(Collection entries)
• • • • •

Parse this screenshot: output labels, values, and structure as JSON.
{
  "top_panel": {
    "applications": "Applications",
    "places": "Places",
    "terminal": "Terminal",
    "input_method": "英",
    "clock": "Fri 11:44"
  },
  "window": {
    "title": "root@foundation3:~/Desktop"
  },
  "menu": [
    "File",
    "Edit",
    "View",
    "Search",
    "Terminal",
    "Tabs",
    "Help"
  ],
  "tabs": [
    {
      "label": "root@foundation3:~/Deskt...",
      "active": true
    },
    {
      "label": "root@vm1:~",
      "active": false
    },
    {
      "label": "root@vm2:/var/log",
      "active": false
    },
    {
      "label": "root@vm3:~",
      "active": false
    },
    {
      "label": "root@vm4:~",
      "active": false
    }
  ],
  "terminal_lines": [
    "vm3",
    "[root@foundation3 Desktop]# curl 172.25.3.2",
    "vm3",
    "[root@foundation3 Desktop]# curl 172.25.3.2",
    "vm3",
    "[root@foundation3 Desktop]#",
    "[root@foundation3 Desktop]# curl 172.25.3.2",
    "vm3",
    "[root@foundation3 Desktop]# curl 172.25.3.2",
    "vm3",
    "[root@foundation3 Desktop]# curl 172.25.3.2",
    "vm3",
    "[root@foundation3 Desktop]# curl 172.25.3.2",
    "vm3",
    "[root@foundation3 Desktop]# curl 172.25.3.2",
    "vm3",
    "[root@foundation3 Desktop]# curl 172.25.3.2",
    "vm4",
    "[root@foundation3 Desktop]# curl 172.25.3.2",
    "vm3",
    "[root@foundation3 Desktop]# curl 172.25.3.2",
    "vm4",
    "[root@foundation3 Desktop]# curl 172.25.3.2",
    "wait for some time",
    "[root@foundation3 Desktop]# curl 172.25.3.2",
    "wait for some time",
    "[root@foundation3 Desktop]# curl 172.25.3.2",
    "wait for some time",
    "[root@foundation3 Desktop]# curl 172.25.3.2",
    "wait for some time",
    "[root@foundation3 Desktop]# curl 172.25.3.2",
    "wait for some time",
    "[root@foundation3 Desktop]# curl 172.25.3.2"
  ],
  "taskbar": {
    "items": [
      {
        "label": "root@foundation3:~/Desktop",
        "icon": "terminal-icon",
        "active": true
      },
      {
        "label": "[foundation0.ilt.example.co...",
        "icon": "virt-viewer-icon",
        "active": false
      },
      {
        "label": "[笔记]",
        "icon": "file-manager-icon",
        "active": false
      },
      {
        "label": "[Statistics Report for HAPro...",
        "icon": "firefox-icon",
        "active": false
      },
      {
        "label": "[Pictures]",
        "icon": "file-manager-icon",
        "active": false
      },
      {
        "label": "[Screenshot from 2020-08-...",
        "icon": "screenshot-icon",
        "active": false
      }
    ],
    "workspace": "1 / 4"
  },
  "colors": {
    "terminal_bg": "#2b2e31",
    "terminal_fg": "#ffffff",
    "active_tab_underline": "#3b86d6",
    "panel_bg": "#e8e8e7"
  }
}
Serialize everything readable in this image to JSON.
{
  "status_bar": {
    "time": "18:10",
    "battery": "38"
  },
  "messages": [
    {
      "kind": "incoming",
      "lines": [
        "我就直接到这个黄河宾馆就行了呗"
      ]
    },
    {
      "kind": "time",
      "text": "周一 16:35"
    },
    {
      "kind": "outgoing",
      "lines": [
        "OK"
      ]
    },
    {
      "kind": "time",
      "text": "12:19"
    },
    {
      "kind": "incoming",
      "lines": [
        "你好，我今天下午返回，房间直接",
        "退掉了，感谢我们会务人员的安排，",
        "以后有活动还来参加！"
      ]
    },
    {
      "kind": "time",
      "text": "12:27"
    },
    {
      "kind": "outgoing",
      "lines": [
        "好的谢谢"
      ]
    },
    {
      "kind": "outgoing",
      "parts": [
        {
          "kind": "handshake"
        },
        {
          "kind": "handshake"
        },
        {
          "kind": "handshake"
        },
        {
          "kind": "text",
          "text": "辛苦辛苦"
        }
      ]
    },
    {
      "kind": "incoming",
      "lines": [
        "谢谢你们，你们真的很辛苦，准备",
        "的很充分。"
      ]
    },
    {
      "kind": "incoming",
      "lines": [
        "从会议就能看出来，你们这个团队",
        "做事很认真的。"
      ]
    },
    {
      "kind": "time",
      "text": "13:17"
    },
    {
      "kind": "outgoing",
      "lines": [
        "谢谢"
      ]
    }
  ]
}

• • • • •

▶ WHAT IS EXPECTED
Extract, word for word, each line of the listing above.

▶ EXERCISE OUTPUT
Parse this screenshot: output labels, values, and structure as JSON.
{
  "top_panel": {
    "applications": "Applications",
    "places": "Places",
    "terminal": "Terminal",
    "input_method": "英",
    "clock": "Fri 11:44"
  },
  "window": {
    "title": "root@foundation3:~/Desktop"
  },
  "menu": [
    "File",
    "Edit",
    "View",
    "Search",
    "Terminal",
    "Tabs",
    "Help"
  ],
  "tabs": [
    {
      "label": "root@foundation3:~/Deskt...",
      "active": true
    },
    {
      "label": "root@vm1:~",
      "active": false
    },
    {
      "label": "root@vm2:/var/log",
      "active": false
    },
    {
      "label": "root@vm3:~",
      "active": false
    },
    {
      "label": "root@vm4:~",
      "active": false
    }
  ],
  "terminal_lines": [
    "vm3",
    "[root@foundation3 Desktop]# curl 172.25.3.2",
    "vm3",
    "[root@foundation3 Desktop]# curl 172.25.3.2",
    "vm3",
    "[root@foundation3 Desktop]#",
    "[root@foundation3 Desktop]# curl 172.25.3.2",
    "vm3",
    "[root@foundation3 Desktop]# curl 172.25.3.2",
    "vm3",
    "[root@foundation3 Desktop]# curl 172.25.3.2",
    "vm3",
    "[root@foundation3 Desktop]# curl 172.25.3.2",
    "vm3",
    "[root@foundation3 Desktop]# curl 172.25.3.2",
    "vm3",
    "[root@foundation3 Desktop]# curl 172.25.3.2",
    "vm4",
    "[root@foundation3 Desktop]# curl 172.25.3.2",
    "vm3",
    "[root@foundation3 Desktop]# curl 172.25.3.2",
    "vm4",
    "[root@foundation3 Desktop]# curl 172.25.3.2",
    "wait for some time",
    "[root@foundation3 Desktop]# curl 172.25.3.2",
    "wait for some time",
    "[root@foundation3 Desktop]# curl 172.25.3.2",
    "wait for some time",
    "[root@foundation3 Desktop]# curl 172.25.3.2",
    "wait for some time",
    "[root@foundation3 Desktop]# curl 172.25.3.2",
    "wait for some time",
    "[root@foundation3 Desktop]# curl 172.25.3.2"
  ],
  "taskbar": {
    "items": [
      {
        "label": "root@foundation3:~/Desktop",
        "icon": "terminal-icon",
        "active": true
      },
      {
        "label": "[foundation0.ilt.example.co...",
        "icon": "virt-viewer-icon",
        "active": false
      },
      {
        "label": "[笔记]",
        "icon": "file-manager-icon",
        "active": false
      },
      {
        "label": "[Statistics Report for HAPro...",
        "icon": "firefox-icon",
        "active": false
      },
      {
        "label": "[Pictures]",
        "icon": "file-manager-icon",
        "active": false
      },
      {
        "label": "[Screenshot from 2020-08-...",
        "icon": "screenshot-icon",
        "active": false
      }
    ],
    "workspace": "1 / 4"
  },
  "colors": {
    "terminal_bg": "#2b2e31",
    "terminal_fg": "#ffffff",
    "active_tab_underline": "#3b86d6",
    "panel_bg": "#e8e8e7"
  }
}
Serialize everything readable in this image to JSON.
{
  "status_bar": {
    "time": "18:10",
    "battery": "38"
  },
  "messages": [
    {
      "kind": "incoming",
      "lines": [
        "我就直接到这个黄河宾馆就行了呗"
      ]
    },
    {
      "kind": "time",
      "text": "周一 16:35"
    },
    {
      "kind": "outgoing",
      "lines": [
        "OK"
      ]
    },
    {
      "kind": "time",
      "text": "12:19"
    },
    {
      "kind": "incoming",
      "lines": [
        "你好，我今天下午返回，房间直接",
        "退掉了，感谢我们会务人员的安排，",
        "以后有活动还来参加！"
      ]
    },
    {
      "kind": "time",
      "text": "12:27"
    },
    {
      "kind": "outgoing",
      "lines": [
        "好的谢谢"
      ]
    },
    {
      "kind": "outgoing",
      "parts": [
        {
          "kind": "handshake"
        },
        {
          "kind": "handshake"
        },
        {
          "kind": "handshake"
        },
        {
          "kind": "text",
          "text": "辛苦辛苦"
        }
      ]
    },
    {
      "kind": "incoming",
      "lines": [
        "谢谢你们，你们真的很辛苦，准备",
        "的很充分。"
      ]
    },
    {
      "kind": "incoming",
      "lines": [
        "从会议就能看出来，你们这个团队",
        "做事很认真的。"
      ]
    },
    {
      "kind": "time",
      "text": "13:17"
    },
    {
      "kind": "outgoing",
      "lines": [
        "谢谢"
      ]
    }
  ]
}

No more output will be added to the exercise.